→ EXERCISE TASK
Write out the portion of the resizing images tutorial starting at "Docker for Tork's" and ending at "target output resolutions.".

→ GIVEN PASSAGE

+++

Resizing Images Tutorial - Tork Workflow Engine

Introduction

In this tutorial, we will utilize ImageMagick, a free and open-source command-line tool, to resize a source image into multiple target sizes.

This is a common use case in web development when a master image needs to be displayed on various screen sizes.

We will also see how we can scale this process by using an each task to parallelize the resizing tasks.

Software we'll be using

Tork
ImageMagick
Minio which is a self-hosted S3-like service to store our target outputs.
Docker for Tork's internal task execution.
curl to interact with the Tork API
jq to parse the JSON response from the Tork API

The Workflow

Make a list of target output resolutions.
Create a resizing task for each target resolution.
Download the source image.
Resize it to the target resolution.
Upload the output to Minio.

Installing Tork

Download Tork.
Extract the binary to some directory. E.g.:

tar xvzf tork_0.1.66_darwin_arm64.tgz

Start Minio:

docker network create minio

docker run -d \
  --name minio \
  --network minio \
  -p 9000:9000 \
  -p 9001:9001 minio/minio \
  server /data \
  --console-address ":9001"

Run Tork in standalone mode:

./tork run standalone

Implementing the workflow

Let's create an empty file named resize.yaml to store our workflow in.

Open the resize.yaml file using a text editor of your choice.

Let's first create a really basic "hello world" workflow just to kick the tires:

# resize.yaml
name: Resizing image demo
tasks:
  - name: say hello
    image: alpine:3.18.3
    run: echo -n hello world > $TORK_OUTPUT

This is a one-step workflow that uses the standard Linux Alpine image to execute a very simple echo command and redirect its output to tork's standard output represented by $TORK_OUTPUT

Let's submit the job using curl:

curl -s \
  -X POST \
  -H "content-type:text/yaml" \
  --data-binary @resize.yaml \
  http://localhost:8000/jobs | jq .

If all goes well, you should see something like this:

{
  "id": "8495007c297c424f8cc09b7d7cab7ad4",
  "name": "Resizing image demo",
  "state": "PENDING",
  "createdAt": "2023-09-18T02:28:40.53386Z",
  "position": 0,
  "taskCount": 1
}

Which means our job was successfully submitted and is pending execution. Let's now probe for the results. Using the id of the job, let's ask the API for its status:

curl -s http://localhost:8000/jobs/8495007c297c424f8cc09b7d7cab7ad4 | jq .

You should see a rather lengthy response with all the execution details. I've abberviated it a bit:

{
  "id": "8495007c297c424f8cc09b7d7cab7ad4",
  "name": "Resizing image demo",
  ...
  "execution": [
    {
      "id": "bc84fd897dfd41a08b14ada423d66cea",
      "name": "say hello",
      "state": "COMPLETED",
      "run": "echo -n hello world > $TORK_OUTPUT",
      "image": "alpine:3.18.3",
      "result": "hello world",
      ...
    }
  ],
}

OK, now that we know that everything behaves as expected let's write the actual workflow.

For reference, here is the final workflow.

Using the minio admin console: http://localhost:9000 -- default username and password should be minioadmin / minioadmin.

Let's create a bucket named images.

+++

→ ROWS
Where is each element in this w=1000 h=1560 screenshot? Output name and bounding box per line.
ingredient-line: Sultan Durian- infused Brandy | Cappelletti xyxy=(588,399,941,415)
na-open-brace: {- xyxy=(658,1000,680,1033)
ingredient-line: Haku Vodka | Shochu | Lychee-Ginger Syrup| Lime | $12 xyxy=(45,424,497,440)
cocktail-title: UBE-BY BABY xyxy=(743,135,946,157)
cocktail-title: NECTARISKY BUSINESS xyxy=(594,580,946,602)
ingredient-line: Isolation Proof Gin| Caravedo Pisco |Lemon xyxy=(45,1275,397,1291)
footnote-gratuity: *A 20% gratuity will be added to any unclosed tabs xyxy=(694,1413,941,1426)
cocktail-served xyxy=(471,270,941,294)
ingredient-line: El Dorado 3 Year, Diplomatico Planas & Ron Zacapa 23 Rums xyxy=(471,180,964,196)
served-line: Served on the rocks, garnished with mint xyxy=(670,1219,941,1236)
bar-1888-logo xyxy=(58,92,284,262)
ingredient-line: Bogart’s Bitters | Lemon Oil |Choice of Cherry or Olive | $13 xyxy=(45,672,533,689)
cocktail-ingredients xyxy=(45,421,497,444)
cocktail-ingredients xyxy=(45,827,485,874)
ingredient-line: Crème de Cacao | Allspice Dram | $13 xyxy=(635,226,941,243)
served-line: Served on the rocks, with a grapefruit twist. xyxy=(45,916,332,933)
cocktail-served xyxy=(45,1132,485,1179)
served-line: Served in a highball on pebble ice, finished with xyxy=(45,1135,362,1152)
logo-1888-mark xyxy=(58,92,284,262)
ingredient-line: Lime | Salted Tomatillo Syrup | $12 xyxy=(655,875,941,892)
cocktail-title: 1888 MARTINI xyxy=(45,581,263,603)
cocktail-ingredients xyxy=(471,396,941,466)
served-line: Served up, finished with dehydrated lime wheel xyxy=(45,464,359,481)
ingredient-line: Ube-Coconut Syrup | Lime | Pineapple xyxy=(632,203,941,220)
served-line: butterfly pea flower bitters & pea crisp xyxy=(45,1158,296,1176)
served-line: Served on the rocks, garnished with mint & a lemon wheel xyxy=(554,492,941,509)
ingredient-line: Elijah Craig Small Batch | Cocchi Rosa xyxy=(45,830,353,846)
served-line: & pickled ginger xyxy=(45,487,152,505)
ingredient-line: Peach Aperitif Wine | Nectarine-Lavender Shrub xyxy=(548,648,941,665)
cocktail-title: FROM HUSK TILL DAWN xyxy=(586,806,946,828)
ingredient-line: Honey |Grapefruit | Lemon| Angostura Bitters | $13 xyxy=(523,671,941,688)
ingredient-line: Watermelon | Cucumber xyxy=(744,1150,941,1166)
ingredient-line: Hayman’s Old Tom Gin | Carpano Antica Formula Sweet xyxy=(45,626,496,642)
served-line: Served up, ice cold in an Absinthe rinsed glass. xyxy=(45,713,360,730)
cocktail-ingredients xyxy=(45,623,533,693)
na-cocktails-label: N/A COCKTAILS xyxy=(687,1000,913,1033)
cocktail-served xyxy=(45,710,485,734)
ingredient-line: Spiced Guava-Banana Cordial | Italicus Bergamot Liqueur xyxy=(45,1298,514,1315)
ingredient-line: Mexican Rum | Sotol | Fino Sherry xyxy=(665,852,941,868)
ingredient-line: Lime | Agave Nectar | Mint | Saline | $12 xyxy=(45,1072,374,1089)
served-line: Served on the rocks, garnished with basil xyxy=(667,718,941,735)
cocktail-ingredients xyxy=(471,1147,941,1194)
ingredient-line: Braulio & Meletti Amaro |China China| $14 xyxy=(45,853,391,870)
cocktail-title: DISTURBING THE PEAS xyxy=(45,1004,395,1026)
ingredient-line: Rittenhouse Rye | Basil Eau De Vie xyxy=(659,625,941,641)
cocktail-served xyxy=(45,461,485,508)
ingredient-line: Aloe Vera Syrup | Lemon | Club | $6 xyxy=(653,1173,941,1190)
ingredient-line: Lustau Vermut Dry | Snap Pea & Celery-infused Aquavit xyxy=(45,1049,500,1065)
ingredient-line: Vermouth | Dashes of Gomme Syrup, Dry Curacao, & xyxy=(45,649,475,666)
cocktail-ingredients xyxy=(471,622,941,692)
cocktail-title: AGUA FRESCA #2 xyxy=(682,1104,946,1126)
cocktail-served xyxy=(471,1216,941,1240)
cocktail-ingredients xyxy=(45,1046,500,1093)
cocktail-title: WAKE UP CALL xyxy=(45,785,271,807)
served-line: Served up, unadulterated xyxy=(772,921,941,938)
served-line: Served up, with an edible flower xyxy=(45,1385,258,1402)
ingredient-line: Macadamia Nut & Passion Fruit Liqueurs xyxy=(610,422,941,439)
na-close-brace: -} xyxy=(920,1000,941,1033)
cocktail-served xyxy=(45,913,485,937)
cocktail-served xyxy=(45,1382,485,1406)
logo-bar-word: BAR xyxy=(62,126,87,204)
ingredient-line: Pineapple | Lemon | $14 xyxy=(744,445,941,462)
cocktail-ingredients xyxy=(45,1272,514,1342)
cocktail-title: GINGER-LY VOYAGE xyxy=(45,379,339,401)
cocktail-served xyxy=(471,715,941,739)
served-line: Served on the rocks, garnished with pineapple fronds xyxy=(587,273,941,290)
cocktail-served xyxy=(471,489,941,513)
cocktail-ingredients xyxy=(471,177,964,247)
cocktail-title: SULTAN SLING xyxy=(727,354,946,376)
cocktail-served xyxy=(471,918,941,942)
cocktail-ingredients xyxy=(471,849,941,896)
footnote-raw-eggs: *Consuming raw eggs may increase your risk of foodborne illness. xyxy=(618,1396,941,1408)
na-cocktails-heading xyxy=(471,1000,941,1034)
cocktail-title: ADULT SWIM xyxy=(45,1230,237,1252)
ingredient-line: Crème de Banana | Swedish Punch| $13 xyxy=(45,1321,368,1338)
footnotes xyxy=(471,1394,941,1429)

+++

→ FINISHED EXERCISE
Docker for Tork's internal task execution.
curl to interact with the Tork API
jq to parse the JSON response from the Tork API

The Workflow

Make a list of target output resolutions.